What you need to do:
The answer should be a single number: how many lines of the entries below hold the word "Find".
## BEGIN Exercise input
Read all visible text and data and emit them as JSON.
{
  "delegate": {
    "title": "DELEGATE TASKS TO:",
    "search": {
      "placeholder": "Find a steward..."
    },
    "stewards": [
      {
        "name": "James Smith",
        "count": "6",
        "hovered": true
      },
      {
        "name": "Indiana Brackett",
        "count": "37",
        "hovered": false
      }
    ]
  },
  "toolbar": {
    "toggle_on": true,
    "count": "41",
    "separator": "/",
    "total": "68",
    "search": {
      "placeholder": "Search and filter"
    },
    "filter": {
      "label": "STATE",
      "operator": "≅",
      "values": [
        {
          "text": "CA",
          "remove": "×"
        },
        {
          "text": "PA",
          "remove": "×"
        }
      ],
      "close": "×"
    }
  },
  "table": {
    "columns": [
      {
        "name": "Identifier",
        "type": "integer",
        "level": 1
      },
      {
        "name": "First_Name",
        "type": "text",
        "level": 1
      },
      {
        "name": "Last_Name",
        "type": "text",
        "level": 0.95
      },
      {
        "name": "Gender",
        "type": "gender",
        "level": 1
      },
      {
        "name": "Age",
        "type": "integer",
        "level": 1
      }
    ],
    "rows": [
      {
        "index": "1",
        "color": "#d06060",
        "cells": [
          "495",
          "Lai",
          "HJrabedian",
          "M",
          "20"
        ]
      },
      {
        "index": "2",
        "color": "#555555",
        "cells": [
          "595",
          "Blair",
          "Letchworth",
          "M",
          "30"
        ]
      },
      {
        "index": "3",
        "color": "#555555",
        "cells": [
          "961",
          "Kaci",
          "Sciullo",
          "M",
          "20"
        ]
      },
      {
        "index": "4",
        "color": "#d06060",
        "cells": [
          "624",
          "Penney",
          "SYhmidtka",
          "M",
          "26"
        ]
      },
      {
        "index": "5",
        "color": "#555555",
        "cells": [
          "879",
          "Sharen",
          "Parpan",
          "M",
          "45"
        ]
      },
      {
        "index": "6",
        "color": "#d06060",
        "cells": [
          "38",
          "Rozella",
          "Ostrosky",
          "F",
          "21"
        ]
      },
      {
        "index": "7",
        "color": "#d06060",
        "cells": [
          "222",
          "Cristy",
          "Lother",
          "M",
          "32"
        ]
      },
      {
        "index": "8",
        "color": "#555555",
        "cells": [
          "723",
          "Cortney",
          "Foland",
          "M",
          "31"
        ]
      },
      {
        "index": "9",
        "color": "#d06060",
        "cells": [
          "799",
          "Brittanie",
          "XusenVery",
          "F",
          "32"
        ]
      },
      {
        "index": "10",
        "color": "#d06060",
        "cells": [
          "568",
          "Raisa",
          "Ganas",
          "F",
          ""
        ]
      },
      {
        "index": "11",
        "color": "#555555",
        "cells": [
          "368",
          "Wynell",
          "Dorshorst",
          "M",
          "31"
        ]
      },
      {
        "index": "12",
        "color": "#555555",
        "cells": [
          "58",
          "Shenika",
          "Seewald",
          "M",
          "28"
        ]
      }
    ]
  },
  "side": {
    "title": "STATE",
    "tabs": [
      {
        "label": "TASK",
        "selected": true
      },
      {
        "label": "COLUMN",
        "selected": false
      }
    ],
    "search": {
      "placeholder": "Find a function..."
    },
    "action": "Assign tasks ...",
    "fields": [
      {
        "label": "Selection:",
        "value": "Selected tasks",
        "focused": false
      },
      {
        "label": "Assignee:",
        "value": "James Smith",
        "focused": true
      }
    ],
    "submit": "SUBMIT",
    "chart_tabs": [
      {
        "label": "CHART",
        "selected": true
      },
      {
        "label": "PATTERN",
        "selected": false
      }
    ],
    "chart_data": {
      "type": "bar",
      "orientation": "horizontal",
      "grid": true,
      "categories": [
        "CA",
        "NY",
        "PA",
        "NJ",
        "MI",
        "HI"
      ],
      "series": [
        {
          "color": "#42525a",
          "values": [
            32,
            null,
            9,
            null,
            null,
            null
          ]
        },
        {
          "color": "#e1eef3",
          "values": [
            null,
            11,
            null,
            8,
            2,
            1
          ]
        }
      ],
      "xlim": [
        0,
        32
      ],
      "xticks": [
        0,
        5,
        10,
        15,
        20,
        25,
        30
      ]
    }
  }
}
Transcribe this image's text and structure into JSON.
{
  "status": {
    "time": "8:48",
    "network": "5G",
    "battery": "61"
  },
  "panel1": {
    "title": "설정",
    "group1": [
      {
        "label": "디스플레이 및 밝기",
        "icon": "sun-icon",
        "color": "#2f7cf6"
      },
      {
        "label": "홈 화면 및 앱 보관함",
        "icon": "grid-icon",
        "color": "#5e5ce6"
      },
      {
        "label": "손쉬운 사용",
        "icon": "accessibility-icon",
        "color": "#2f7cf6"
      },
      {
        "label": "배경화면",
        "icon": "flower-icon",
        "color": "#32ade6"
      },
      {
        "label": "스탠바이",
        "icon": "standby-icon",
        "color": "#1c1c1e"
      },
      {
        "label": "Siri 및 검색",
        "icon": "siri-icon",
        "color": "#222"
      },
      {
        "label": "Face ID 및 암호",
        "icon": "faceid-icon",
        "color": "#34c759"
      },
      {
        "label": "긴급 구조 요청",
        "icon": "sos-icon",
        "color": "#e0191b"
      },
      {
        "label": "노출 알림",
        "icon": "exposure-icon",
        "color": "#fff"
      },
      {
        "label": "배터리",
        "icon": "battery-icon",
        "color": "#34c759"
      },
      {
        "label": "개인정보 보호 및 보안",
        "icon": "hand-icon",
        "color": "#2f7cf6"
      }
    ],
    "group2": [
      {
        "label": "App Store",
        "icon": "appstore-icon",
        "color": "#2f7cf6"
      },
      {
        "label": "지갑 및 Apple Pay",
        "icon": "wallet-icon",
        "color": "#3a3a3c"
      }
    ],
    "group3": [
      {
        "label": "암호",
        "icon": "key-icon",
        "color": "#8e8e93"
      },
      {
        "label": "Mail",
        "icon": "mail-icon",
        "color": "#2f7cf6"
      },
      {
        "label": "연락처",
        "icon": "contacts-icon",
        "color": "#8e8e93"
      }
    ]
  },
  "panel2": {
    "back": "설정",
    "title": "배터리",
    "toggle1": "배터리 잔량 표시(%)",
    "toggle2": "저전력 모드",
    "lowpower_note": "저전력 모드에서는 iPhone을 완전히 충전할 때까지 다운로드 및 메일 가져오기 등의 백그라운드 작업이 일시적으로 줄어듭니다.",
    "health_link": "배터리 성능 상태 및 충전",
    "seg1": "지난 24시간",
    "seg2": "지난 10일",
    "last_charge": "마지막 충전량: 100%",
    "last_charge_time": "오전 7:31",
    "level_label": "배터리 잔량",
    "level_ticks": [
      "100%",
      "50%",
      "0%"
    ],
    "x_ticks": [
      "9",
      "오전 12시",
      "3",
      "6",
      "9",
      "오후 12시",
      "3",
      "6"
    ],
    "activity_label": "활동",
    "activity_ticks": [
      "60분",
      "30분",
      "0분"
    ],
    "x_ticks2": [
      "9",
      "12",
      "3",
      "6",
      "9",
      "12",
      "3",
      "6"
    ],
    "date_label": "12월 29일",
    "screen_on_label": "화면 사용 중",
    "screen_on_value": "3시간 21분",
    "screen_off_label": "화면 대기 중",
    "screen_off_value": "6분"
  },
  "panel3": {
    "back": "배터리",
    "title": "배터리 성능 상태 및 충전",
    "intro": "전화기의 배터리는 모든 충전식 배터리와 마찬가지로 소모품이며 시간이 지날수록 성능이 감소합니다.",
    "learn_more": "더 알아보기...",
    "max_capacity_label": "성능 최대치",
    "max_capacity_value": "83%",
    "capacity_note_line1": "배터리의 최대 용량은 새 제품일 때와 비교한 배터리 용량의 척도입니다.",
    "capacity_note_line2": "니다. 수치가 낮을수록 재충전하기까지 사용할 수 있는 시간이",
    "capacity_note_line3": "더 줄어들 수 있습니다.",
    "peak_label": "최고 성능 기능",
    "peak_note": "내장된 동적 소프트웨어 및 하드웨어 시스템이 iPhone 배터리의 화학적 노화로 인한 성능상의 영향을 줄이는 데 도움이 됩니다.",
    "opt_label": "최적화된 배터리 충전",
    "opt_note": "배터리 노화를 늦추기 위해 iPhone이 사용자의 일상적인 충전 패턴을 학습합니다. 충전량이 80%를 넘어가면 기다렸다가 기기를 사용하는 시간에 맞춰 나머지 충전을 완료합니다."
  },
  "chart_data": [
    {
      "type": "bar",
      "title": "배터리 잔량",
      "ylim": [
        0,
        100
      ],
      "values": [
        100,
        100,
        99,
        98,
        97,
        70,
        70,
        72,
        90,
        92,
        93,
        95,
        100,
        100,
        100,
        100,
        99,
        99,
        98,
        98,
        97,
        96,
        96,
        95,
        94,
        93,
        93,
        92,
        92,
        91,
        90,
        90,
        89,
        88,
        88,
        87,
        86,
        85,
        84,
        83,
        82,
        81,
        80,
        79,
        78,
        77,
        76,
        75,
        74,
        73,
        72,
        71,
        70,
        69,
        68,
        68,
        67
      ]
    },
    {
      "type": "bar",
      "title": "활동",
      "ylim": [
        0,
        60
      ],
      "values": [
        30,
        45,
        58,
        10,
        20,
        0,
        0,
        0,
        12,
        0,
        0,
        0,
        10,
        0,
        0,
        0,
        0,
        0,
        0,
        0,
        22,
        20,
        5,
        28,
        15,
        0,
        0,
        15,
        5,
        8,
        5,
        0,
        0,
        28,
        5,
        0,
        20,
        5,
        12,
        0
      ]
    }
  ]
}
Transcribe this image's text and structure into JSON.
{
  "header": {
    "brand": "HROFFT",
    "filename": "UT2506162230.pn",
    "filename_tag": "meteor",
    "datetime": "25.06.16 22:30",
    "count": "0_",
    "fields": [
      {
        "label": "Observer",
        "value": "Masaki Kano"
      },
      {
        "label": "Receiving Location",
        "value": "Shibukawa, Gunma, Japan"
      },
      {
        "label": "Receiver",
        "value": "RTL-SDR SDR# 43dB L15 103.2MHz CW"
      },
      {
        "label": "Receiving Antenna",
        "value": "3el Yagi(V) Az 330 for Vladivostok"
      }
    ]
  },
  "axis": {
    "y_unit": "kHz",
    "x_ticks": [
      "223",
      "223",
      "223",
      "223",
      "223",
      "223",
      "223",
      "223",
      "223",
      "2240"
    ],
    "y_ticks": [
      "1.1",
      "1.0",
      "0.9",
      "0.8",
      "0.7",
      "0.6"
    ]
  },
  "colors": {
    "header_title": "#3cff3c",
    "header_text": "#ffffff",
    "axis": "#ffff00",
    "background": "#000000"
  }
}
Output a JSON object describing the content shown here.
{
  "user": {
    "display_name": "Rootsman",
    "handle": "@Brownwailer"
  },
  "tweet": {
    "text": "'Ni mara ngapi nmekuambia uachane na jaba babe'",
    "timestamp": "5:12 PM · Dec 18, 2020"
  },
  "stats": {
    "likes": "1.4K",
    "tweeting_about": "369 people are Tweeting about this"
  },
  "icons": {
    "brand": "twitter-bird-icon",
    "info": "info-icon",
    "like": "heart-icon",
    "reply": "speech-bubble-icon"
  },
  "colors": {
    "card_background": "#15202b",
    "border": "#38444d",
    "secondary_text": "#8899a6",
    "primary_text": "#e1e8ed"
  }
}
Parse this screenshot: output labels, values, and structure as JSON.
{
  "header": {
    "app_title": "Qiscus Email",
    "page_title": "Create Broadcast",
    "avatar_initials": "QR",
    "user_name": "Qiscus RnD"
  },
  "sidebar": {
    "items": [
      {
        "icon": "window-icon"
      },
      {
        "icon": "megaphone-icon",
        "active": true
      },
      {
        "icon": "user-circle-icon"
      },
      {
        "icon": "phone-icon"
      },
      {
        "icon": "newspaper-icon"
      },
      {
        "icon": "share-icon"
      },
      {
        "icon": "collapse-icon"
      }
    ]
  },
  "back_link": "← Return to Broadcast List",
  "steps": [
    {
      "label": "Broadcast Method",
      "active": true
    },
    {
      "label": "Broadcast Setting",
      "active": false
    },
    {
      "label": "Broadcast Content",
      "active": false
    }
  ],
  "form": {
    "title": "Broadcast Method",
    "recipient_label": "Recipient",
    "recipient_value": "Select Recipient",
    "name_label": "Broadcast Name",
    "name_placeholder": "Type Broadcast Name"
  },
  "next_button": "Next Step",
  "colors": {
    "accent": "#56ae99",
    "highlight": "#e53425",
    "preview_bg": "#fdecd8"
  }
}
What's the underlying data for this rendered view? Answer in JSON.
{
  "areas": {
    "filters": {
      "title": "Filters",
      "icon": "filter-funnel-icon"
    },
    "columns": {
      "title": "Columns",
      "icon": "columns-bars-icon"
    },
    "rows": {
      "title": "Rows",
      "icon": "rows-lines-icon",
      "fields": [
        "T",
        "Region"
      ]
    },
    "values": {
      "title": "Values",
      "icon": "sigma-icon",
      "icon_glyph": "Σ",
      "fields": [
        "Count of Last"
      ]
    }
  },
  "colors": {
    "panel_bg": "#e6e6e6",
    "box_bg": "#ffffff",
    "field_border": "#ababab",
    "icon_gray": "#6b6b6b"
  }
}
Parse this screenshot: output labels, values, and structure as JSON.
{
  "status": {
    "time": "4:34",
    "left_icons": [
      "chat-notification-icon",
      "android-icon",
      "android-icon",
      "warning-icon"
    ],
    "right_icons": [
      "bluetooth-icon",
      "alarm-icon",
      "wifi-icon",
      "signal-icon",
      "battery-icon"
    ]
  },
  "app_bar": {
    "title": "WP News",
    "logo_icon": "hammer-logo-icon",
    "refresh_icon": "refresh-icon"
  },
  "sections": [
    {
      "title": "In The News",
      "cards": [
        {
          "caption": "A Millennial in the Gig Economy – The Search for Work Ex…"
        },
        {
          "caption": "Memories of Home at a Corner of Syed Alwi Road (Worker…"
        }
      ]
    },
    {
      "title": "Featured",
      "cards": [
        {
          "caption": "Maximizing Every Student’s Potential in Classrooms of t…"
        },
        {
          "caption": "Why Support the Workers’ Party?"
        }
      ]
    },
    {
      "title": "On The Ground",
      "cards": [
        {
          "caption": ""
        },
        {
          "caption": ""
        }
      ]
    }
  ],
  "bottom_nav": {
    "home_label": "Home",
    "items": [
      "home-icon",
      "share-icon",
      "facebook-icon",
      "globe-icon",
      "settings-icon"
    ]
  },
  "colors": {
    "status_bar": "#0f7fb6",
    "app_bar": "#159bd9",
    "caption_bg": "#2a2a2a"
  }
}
## END Exercise input
Right answer:
2